§ **What you need to do**
Compile every line that includes the word "situation".

---

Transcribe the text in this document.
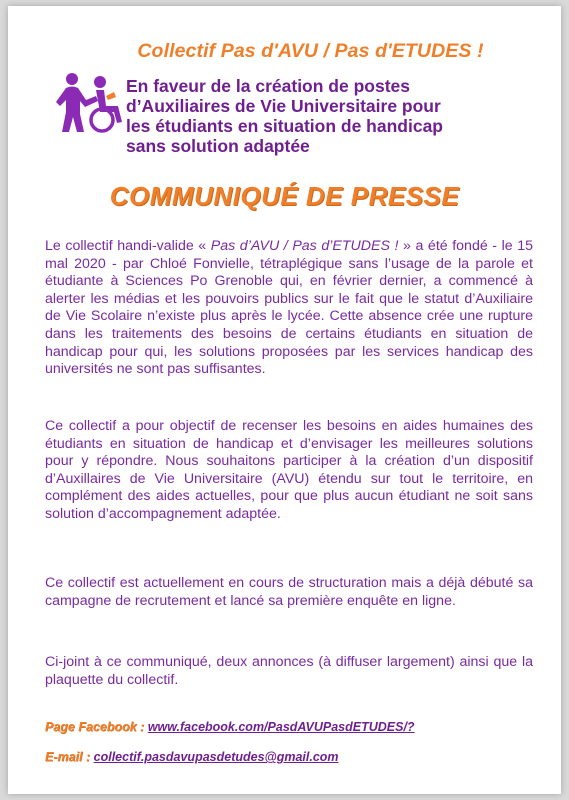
Collectif Pas d'AVU / Pas d'ETUDES !
En faveur de la création de postes
d’Auxiliaires de Vie Universitaire pour
les étudiants en situation de handicap
sans solution adaptée
COMMUNIQUÉ DE PRESSE
Le collectif handi-valide « Pas d’AVU / Pas d’ETUDES ! » a été fondé - le 15 mal 2020 - par Chloé Fonvielle, tétraplégique sans l’usage de la parole et étudiante à Sciences Po Grenoble qui, en février dernier, a commencé à alerter les médias et les pouvoirs publics sur le fait que le statut d’Auxiliaire de Vie Scolaire n’existe plus après le lycée. Cette absence crée une rupture dans les traitements des besoins de certains étudiants en situation de handicap pour qui, les solutions proposées par les services handicap des universités ne sont pas suffisantes.
Ce collectif a pour objectif de recenser les besoins en aides humaines des étudiants en situation de handicap et d’envisager les meilleures solutions pour y répondre. Nous souhaitons participer à la création d’un dispositif d’Auxillaires de Vie Universitaire (AVU) étendu sur tout le territoire, en complément des aides actuelles, pour que plus aucun étudiant ne soit sans solution d’accompagnement adaptée.
Ce collectif est actuellement en cours de structuration mais a déjà débuté sa campagne de recrutement et lancé sa première enquête en ligne.
Ci-joint à ce communiqué, deux annonces (à diffuser largement) ainsi que la plaquette du collectif.
Page Facebook : www.facebook.com/PasdAVUPasdETUDES/?
E-mail : collectif.pasdavupasdetudes@gmail.com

---

§ **Finished task**
les étudiants en situation de handicap
Le collectif handi-valide « Pas d’AVU / Pas d’ETUDES ! » a été fondé - le 15 mal 2020 - par Chloé Fonvielle, tétraplégique sans l’usage de la parole et étudiante à Sciences Po Grenoble qui, en février dernier, a commencé à alerter les médias et les pouvoirs publics sur le fait que le statut d’Auxiliaire de Vie Scolaire n’existe plus après le lycée. Cette absence crée une rupture dans les traitements des besoins de certains étudiants en situation de handicap pour qui, les solutions proposées par les services handicap des universités ne sont pas suffisantes.
Ce collectif a pour objectif de recenser les besoins en aides humaines des étudiants en situation de handicap et d’envisager les meilleures solutions pour y répondre. Nous souhaitons participer à la création d’un dispositif d’Auxillaires de Vie Universitaire (AVU) étendu sur tout le territoire, en complément des aides actuelles, pour que plus aucun étudiant ne soit sans solution d’accompagnement adaptée.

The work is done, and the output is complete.